Report how many lines of the entries below contain the word "style", and nothing more.

Excerpts from a figure dataset
START
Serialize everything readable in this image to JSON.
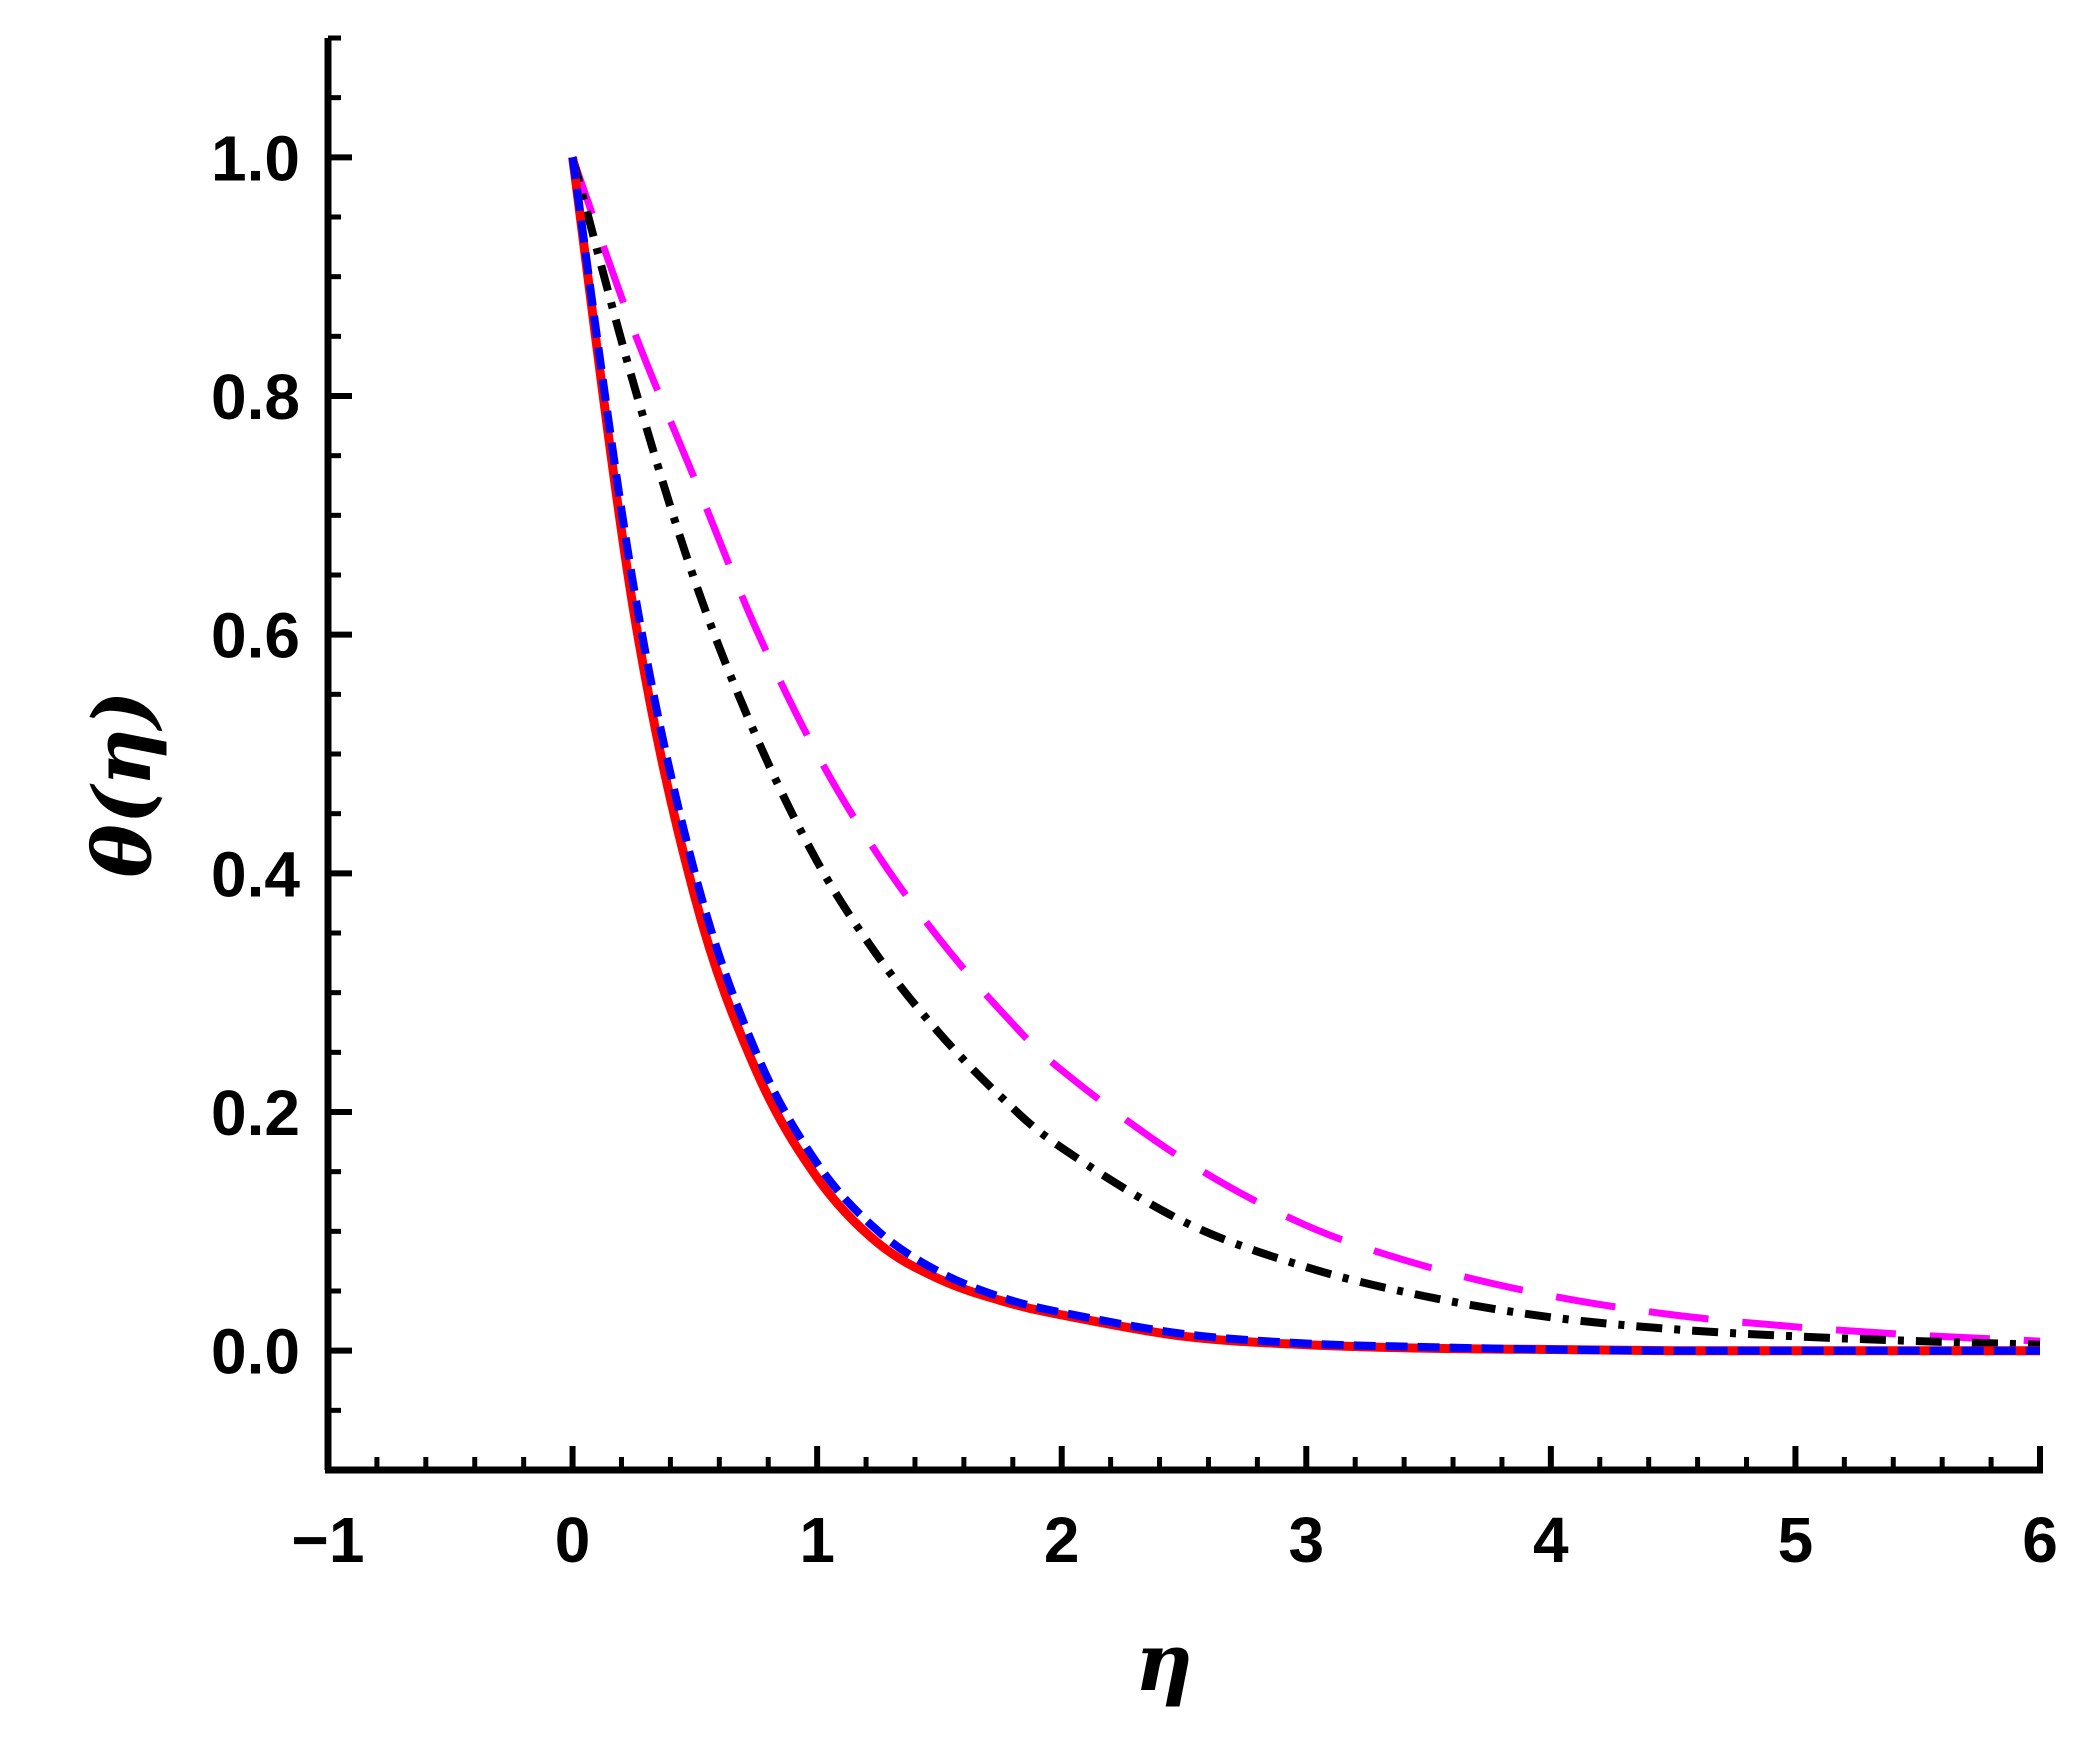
{
  "chart_data": {
    "type": "line",
    "xlabel": "η",
    "ylabel": "θ(η)",
    "xlim": [
      -1,
      6
    ],
    "ylim": [
      -0.1,
      1.1
    ],
    "xticks": [
      {
        "value": -1,
        "label": "−1"
      },
      {
        "value": 0,
        "label": "0"
      },
      {
        "value": 1,
        "label": "1"
      },
      {
        "value": 2,
        "label": "2"
      },
      {
        "value": 3,
        "label": "3"
      },
      {
        "value": 4,
        "label": "4"
      },
      {
        "value": 5,
        "label": "5"
      },
      {
        "value": 6,
        "label": "6"
      }
    ],
    "yticks": [
      {
        "value": 0.0,
        "label": "0.0"
      },
      {
        "value": 0.2,
        "label": "0.2"
      },
      {
        "value": 0.4,
        "label": "0.4"
      },
      {
        "value": 0.6,
        "label": "0.6"
      },
      {
        "value": 0.8,
        "label": "0.8"
      },
      {
        "value": 1.0,
        "label": "1.0"
      }
    ],
    "grid": false,
    "x": [
      0,
      0.25,
      0.5,
      0.75,
      1,
      1.25,
      1.5,
      1.75,
      2,
      2.5,
      3,
      3.5,
      4,
      4.5,
      5,
      5.5,
      6
    ],
    "series": [
      {
        "color": "#ff0000",
        "style": "solid",
        "values": [
          1.0,
          0.62,
          0.38,
          0.235,
          0.145,
          0.09,
          0.06,
          0.042,
          0.03,
          0.012,
          0.005,
          0.002,
          0.001,
          0.0,
          0.0,
          0.0,
          0.0
        ]
      },
      {
        "color": "#0000ff",
        "style": "dashed",
        "values": [
          1.0,
          0.64,
          0.4,
          0.25,
          0.157,
          0.1,
          0.066,
          0.045,
          0.032,
          0.014,
          0.006,
          0.003,
          0.001,
          0.0,
          0.0,
          0.0,
          0.0
        ]
      },
      {
        "color": "#000000",
        "style": "dashdot",
        "values": [
          1.0,
          0.81,
          0.645,
          0.515,
          0.41,
          0.33,
          0.266,
          0.213,
          0.17,
          0.108,
          0.07,
          0.045,
          0.028,
          0.018,
          0.012,
          0.008,
          0.005
        ]
      },
      {
        "color": "#ff00ff",
        "style": "longdash",
        "values": [
          1.0,
          0.855,
          0.73,
          0.605,
          0.5,
          0.415,
          0.345,
          0.285,
          0.235,
          0.16,
          0.105,
          0.07,
          0.046,
          0.03,
          0.02,
          0.013,
          0.008
        ]
      }
    ]
  }
}
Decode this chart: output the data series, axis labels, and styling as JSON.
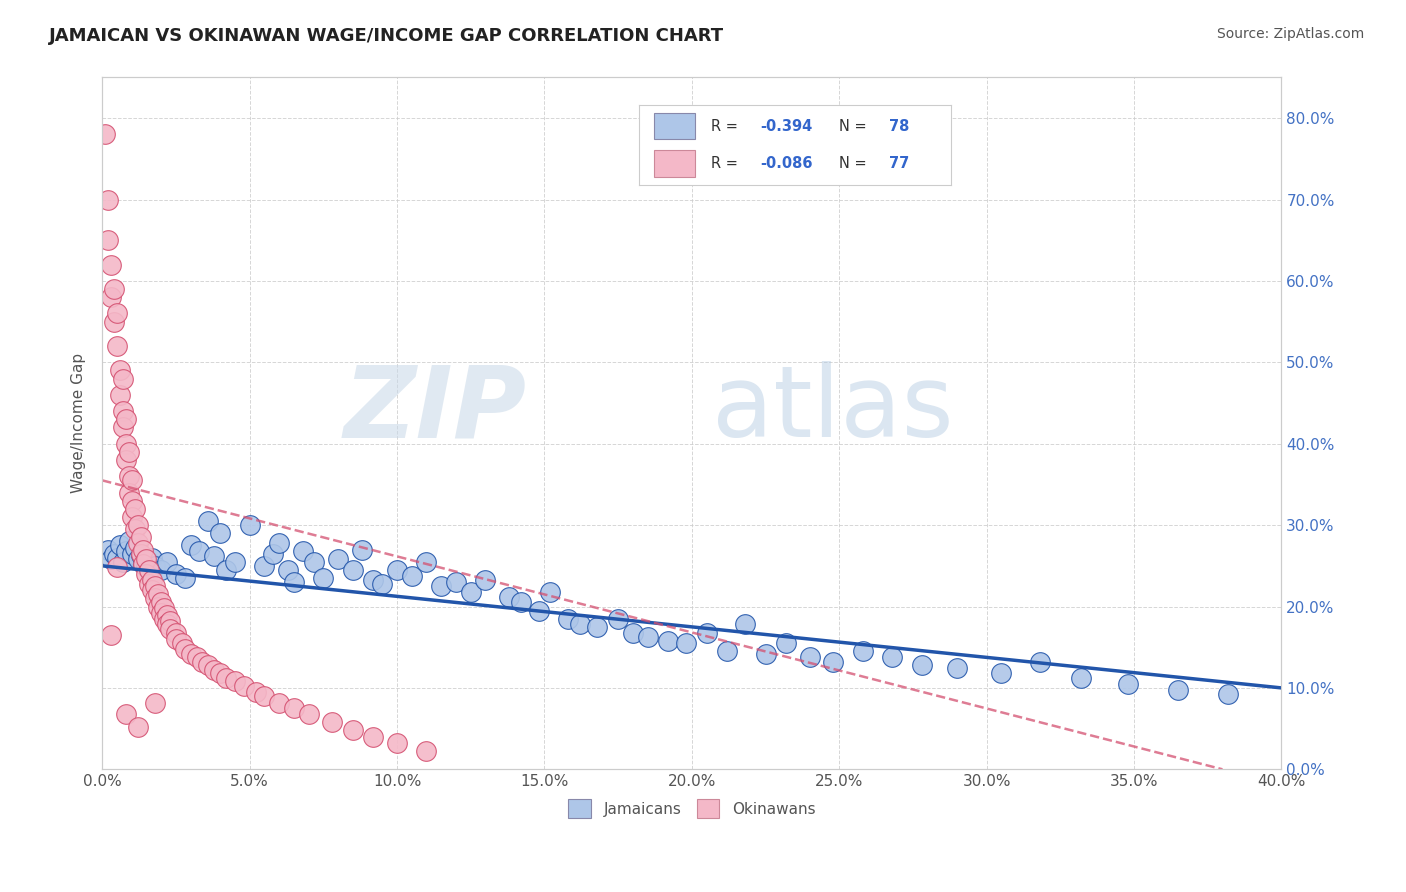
{
  "title": "JAMAICAN VS OKINAWAN WAGE/INCOME GAP CORRELATION CHART",
  "source_text": "Source: ZipAtlas.com",
  "ylabel": "Wage/Income Gap",
  "xlim": [
    0.0,
    0.4
  ],
  "ylim": [
    0.0,
    0.85
  ],
  "xticks": [
    0.0,
    0.05,
    0.1,
    0.15,
    0.2,
    0.25,
    0.3,
    0.35,
    0.4
  ],
  "yticks": [
    0.0,
    0.1,
    0.2,
    0.3,
    0.4,
    0.5,
    0.6,
    0.7,
    0.8
  ],
  "jamaicans_R": -0.394,
  "jamaicans_N": 78,
  "okinawans_R": -0.086,
  "okinawans_N": 77,
  "blue_color": "#aec6e8",
  "blue_line_color": "#2255aa",
  "pink_color": "#f4b8c8",
  "pink_line_color": "#d45070",
  "watermark_zip": "ZIP",
  "watermark_atlas": "atlas",
  "background_color": "#ffffff",
  "jamaicans_x": [
    0.002,
    0.003,
    0.004,
    0.005,
    0.006,
    0.007,
    0.008,
    0.009,
    0.01,
    0.011,
    0.012,
    0.013,
    0.014,
    0.015,
    0.016,
    0.017,
    0.018,
    0.02,
    0.022,
    0.025,
    0.028,
    0.03,
    0.033,
    0.036,
    0.038,
    0.04,
    0.042,
    0.045,
    0.05,
    0.055,
    0.058,
    0.06,
    0.063,
    0.065,
    0.068,
    0.072,
    0.075,
    0.08,
    0.085,
    0.088,
    0.092,
    0.095,
    0.1,
    0.105,
    0.11,
    0.115,
    0.12,
    0.125,
    0.13,
    0.138,
    0.142,
    0.148,
    0.152,
    0.158,
    0.162,
    0.168,
    0.175,
    0.18,
    0.185,
    0.192,
    0.198,
    0.205,
    0.212,
    0.218,
    0.225,
    0.232,
    0.24,
    0.248,
    0.258,
    0.268,
    0.278,
    0.29,
    0.305,
    0.318,
    0.332,
    0.348,
    0.365,
    0.382
  ],
  "jamaicans_y": [
    0.27,
    0.258,
    0.265,
    0.26,
    0.275,
    0.255,
    0.268,
    0.28,
    0.265,
    0.272,
    0.258,
    0.263,
    0.252,
    0.248,
    0.255,
    0.26,
    0.25,
    0.245,
    0.255,
    0.24,
    0.235,
    0.275,
    0.268,
    0.305,
    0.262,
    0.29,
    0.245,
    0.255,
    0.3,
    0.25,
    0.265,
    0.278,
    0.245,
    0.23,
    0.268,
    0.255,
    0.235,
    0.258,
    0.245,
    0.27,
    0.232,
    0.228,
    0.245,
    0.238,
    0.255,
    0.225,
    0.23,
    0.218,
    0.232,
    0.212,
    0.205,
    0.195,
    0.218,
    0.185,
    0.178,
    0.175,
    0.185,
    0.168,
    0.162,
    0.158,
    0.155,
    0.168,
    0.145,
    0.178,
    0.142,
    0.155,
    0.138,
    0.132,
    0.145,
    0.138,
    0.128,
    0.125,
    0.118,
    0.132,
    0.112,
    0.105,
    0.098,
    0.092
  ],
  "okinawans_x": [
    0.001,
    0.002,
    0.002,
    0.003,
    0.003,
    0.004,
    0.004,
    0.005,
    0.005,
    0.006,
    0.006,
    0.007,
    0.007,
    0.007,
    0.008,
    0.008,
    0.008,
    0.009,
    0.009,
    0.009,
    0.01,
    0.01,
    0.01,
    0.011,
    0.011,
    0.012,
    0.012,
    0.013,
    0.013,
    0.014,
    0.014,
    0.015,
    0.015,
    0.016,
    0.016,
    0.017,
    0.017,
    0.018,
    0.018,
    0.019,
    0.019,
    0.02,
    0.02,
    0.021,
    0.021,
    0.022,
    0.022,
    0.023,
    0.023,
    0.025,
    0.025,
    0.027,
    0.028,
    0.03,
    0.032,
    0.034,
    0.036,
    0.038,
    0.04,
    0.042,
    0.045,
    0.048,
    0.052,
    0.055,
    0.06,
    0.065,
    0.07,
    0.078,
    0.085,
    0.092,
    0.1,
    0.11,
    0.005,
    0.003,
    0.008,
    0.012,
    0.018
  ],
  "okinawans_y": [
    0.78,
    0.7,
    0.65,
    0.62,
    0.58,
    0.59,
    0.55,
    0.56,
    0.52,
    0.49,
    0.46,
    0.44,
    0.48,
    0.42,
    0.4,
    0.43,
    0.38,
    0.36,
    0.39,
    0.34,
    0.33,
    0.355,
    0.31,
    0.32,
    0.295,
    0.3,
    0.278,
    0.285,
    0.265,
    0.27,
    0.252,
    0.258,
    0.24,
    0.245,
    0.228,
    0.232,
    0.22,
    0.225,
    0.21,
    0.215,
    0.2,
    0.205,
    0.192,
    0.198,
    0.185,
    0.19,
    0.178,
    0.182,
    0.172,
    0.168,
    0.16,
    0.155,
    0.148,
    0.142,
    0.138,
    0.132,
    0.128,
    0.122,
    0.118,
    0.112,
    0.108,
    0.102,
    0.095,
    0.09,
    0.082,
    0.075,
    0.068,
    0.058,
    0.048,
    0.04,
    0.032,
    0.022,
    0.248,
    0.165,
    0.068,
    0.052,
    0.082
  ]
}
END
== Response to this exercise ==
4